=== Items ===
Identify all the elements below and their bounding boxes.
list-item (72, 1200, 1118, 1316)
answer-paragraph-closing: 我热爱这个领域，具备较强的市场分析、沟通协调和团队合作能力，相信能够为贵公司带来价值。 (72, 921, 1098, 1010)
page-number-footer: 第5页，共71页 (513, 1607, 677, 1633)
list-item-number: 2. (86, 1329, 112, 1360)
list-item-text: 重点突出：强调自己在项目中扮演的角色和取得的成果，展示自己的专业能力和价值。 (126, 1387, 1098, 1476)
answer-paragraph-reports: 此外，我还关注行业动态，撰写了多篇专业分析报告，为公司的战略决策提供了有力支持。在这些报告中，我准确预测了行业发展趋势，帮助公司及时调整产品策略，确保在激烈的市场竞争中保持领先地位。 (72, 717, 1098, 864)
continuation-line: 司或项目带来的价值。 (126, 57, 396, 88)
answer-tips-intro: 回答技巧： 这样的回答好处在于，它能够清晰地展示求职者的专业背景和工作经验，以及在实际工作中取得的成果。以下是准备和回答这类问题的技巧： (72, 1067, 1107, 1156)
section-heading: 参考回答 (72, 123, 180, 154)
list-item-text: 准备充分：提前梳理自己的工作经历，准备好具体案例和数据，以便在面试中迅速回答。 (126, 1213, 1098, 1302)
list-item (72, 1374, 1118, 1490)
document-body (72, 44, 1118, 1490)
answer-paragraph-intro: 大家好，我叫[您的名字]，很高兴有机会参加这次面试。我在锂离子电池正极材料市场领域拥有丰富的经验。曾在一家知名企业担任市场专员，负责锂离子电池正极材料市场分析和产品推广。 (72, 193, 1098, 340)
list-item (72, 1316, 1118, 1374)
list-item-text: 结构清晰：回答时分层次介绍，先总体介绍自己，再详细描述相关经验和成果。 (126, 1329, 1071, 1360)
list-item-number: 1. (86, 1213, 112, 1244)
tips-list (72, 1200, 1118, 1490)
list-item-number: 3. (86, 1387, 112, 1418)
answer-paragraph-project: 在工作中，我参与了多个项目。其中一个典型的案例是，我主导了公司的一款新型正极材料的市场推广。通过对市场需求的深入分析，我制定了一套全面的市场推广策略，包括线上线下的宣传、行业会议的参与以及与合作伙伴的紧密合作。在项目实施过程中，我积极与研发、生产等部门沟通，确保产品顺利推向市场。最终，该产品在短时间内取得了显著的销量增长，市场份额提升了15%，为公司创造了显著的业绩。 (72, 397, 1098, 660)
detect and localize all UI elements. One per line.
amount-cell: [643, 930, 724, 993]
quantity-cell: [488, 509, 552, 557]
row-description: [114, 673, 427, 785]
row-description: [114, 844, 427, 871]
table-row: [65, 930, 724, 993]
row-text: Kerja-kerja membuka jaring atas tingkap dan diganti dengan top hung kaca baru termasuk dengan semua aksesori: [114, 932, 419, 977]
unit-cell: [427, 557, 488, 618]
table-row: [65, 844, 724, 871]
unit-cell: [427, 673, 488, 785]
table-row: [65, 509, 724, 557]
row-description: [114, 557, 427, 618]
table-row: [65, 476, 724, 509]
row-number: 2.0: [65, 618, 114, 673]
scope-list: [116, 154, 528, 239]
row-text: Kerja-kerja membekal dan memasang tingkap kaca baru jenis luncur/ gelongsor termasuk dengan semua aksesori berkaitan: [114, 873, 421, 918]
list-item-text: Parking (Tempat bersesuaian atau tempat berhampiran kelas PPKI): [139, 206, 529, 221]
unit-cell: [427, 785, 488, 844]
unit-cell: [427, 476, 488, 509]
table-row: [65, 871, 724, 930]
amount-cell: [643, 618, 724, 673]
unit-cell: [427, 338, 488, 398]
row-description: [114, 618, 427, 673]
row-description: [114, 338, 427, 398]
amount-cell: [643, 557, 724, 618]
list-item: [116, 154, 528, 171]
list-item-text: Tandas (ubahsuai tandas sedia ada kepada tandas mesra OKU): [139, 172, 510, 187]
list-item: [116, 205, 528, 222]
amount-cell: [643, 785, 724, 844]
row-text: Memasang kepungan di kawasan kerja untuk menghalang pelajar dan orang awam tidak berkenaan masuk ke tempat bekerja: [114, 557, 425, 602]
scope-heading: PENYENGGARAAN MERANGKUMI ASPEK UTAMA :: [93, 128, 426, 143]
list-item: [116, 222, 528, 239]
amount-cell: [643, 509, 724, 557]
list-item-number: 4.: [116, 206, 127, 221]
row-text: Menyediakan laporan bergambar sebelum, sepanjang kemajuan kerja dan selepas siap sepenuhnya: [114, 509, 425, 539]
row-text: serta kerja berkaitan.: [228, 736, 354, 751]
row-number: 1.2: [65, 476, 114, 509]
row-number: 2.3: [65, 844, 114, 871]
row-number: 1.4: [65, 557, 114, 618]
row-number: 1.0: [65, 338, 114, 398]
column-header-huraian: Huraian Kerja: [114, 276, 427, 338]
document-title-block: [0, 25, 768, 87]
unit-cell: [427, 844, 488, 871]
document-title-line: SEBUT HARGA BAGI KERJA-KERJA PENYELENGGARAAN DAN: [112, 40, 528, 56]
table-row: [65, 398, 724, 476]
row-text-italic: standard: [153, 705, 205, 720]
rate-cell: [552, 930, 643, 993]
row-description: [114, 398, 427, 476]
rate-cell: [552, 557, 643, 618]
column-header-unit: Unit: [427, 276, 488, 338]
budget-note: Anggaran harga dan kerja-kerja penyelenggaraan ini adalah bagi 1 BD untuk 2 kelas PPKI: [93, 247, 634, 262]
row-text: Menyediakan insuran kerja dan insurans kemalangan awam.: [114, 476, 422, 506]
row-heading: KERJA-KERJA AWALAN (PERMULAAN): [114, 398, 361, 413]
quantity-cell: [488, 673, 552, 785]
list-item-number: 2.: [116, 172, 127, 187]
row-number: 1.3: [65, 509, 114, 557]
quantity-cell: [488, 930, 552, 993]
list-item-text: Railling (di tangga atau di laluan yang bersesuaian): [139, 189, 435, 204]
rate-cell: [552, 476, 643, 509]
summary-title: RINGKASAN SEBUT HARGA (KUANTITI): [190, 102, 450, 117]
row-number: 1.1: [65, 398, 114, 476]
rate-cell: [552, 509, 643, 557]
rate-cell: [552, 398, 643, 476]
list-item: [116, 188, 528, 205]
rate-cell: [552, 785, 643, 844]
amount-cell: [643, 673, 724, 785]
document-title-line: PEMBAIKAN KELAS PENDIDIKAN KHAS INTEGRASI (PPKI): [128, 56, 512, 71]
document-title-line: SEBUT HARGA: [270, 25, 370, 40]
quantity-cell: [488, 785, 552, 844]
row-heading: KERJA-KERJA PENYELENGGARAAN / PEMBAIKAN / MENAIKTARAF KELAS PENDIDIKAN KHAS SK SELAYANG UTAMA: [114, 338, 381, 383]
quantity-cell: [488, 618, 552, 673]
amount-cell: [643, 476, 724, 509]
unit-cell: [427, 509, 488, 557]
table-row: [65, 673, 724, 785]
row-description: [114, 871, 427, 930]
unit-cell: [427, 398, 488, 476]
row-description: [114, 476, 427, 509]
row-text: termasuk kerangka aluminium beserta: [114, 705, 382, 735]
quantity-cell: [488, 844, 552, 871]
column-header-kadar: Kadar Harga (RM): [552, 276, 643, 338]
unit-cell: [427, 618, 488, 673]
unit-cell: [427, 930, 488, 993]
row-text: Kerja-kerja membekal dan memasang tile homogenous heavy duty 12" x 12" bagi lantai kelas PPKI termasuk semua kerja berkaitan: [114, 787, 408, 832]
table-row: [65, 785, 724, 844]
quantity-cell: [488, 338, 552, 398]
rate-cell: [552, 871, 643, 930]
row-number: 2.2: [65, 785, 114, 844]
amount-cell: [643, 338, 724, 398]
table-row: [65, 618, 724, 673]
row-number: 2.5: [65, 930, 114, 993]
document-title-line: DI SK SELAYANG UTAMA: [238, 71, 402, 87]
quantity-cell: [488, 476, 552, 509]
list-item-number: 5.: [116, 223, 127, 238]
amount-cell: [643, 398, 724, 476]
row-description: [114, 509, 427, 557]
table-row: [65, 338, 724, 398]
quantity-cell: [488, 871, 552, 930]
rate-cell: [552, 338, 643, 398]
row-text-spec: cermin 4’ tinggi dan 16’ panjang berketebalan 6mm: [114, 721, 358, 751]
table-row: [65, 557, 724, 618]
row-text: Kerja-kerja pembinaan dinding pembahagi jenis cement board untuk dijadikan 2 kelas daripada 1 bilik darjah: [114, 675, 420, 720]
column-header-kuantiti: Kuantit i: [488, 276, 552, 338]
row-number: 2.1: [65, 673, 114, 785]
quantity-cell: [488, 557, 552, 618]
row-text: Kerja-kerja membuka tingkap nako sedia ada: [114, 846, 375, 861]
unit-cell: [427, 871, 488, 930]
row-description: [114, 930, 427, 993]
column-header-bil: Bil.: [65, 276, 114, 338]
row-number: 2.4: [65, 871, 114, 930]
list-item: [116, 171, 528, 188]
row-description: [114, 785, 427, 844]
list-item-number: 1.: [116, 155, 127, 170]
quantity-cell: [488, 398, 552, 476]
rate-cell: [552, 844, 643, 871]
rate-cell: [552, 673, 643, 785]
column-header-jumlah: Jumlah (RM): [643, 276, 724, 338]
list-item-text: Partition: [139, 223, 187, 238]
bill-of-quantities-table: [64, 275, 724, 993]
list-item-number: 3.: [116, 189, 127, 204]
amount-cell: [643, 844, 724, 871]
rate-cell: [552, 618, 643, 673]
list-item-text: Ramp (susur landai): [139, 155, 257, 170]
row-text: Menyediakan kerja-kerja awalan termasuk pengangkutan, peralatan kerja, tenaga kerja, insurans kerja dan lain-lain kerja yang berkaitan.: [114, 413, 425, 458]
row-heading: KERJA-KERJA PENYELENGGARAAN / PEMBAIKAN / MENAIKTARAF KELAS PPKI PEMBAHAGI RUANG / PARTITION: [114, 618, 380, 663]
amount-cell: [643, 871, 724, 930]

=== What you should do ===
Copy out the entries above word for word, starting at the very first line and stopping after the line that contains "list-item (72, 1316, 1118, 1374)".

=== Solution for this task ===
Identify all the elements below and their bounding boxes.
list-item (72, 1200, 1118, 1316)
answer-paragraph-closing: 我热爱这个领域，具备较强的市场分析、沟通协调和团队合作能力，相信能够为贵公司带来价值。 (72, 921, 1098, 1010)
page-number-footer: 第5页，共71页 (513, 1607, 677, 1633)
list-item-number: 2. (86, 1329, 112, 1360)
list-item-text: 重点突出：强调自己在项目中扮演的角色和取得的成果，展示自己的专业能力和价值。 (126, 1387, 1098, 1476)
answer-paragraph-reports: 此外，我还关注行业动态，撰写了多篇专业分析报告，为公司的战略决策提供了有力支持。在这些报告中，我准确预测了行业发展趋势，帮助公司及时调整产品策略，确保在激烈的市场竞争中保持领先地位。 (72, 717, 1098, 864)
continuation-line: 司或项目带来的价值。 (126, 57, 396, 88)
answer-tips-intro: 回答技巧： 这样的回答好处在于，它能够清晰地展示求职者的专业背景和工作经验，以及在实际工作中取得的成果。以下是准备和回答这类问题的技巧： (72, 1067, 1107, 1156)
section-heading: 参考回答 (72, 123, 180, 154)
list-item-text: 准备充分：提前梳理自己的工作经历，准备好具体案例和数据，以便在面试中迅速回答。 (126, 1213, 1098, 1302)
list-item (72, 1374, 1118, 1490)
document-body (72, 44, 1118, 1490)
answer-paragraph-intro: 大家好，我叫[您的名字]，很高兴有机会参加这次面试。我在锂离子电池正极材料市场领域拥有丰富的经验。曾在一家知名企业担任市场专员，负责锂离子电池正极材料市场分析和产品推广。 (72, 193, 1098, 340)
list-item (72, 1316, 1118, 1374)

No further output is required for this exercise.